Records from a collection:
● ● ● ● ●

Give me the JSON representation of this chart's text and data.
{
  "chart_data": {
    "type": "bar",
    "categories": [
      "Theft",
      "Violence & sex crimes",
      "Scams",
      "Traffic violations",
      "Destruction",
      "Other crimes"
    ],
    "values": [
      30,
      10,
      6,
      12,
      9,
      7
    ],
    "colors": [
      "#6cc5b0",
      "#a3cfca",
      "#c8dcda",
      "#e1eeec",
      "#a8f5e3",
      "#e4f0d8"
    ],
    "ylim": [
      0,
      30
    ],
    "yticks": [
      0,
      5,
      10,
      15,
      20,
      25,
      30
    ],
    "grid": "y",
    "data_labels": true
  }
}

● ● ● ● ●

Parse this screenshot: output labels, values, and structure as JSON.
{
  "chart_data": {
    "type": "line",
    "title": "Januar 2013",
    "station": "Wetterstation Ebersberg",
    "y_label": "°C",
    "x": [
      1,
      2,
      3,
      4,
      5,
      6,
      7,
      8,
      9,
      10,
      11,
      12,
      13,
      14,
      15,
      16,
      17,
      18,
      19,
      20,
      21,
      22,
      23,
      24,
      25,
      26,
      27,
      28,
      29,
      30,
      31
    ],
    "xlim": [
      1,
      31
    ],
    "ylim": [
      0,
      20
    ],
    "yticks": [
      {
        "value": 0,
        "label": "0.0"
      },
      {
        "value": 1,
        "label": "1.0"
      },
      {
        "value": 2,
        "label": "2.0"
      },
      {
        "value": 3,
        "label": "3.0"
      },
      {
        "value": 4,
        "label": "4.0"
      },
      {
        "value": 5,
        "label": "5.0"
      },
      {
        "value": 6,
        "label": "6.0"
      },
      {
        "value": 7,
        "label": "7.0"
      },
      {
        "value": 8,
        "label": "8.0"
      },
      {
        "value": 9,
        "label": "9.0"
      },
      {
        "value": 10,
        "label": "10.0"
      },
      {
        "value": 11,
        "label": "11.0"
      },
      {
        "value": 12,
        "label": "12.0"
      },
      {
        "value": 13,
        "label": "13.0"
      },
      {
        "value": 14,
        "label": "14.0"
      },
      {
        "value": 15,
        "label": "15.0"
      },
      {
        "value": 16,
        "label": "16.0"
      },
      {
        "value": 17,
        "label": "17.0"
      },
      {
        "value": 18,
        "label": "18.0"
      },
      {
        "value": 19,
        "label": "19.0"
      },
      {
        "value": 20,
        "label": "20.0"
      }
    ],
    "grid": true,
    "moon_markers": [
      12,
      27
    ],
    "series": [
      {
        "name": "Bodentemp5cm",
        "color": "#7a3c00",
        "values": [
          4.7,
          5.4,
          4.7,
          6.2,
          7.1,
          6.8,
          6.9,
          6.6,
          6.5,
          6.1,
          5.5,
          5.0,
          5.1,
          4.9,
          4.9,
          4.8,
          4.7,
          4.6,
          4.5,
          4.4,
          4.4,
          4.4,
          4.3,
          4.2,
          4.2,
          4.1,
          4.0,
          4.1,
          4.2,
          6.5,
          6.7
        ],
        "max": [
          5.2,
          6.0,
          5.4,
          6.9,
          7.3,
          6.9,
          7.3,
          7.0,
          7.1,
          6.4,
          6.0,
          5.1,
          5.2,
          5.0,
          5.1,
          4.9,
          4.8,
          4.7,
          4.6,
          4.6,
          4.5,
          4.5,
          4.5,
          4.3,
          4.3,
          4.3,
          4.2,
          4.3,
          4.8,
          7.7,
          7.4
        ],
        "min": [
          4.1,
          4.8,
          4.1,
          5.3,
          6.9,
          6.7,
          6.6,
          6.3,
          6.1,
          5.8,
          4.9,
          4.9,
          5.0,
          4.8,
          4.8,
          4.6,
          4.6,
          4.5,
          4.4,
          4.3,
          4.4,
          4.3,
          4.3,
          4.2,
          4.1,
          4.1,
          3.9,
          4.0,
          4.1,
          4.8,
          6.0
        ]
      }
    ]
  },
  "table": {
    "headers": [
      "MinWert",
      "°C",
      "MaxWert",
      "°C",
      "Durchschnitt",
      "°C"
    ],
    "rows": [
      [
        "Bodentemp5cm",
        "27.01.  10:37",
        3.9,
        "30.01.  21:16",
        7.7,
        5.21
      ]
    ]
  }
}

● ● ● ● ●

- [WHAT YOU SHOULD DO] Find the lines containing "JSON" and list every one of them.

- [THE SOLUTION]
Give me the JSON representation of this chart's text and data.
Parse this screenshot: output labels, values, and structure as JSON.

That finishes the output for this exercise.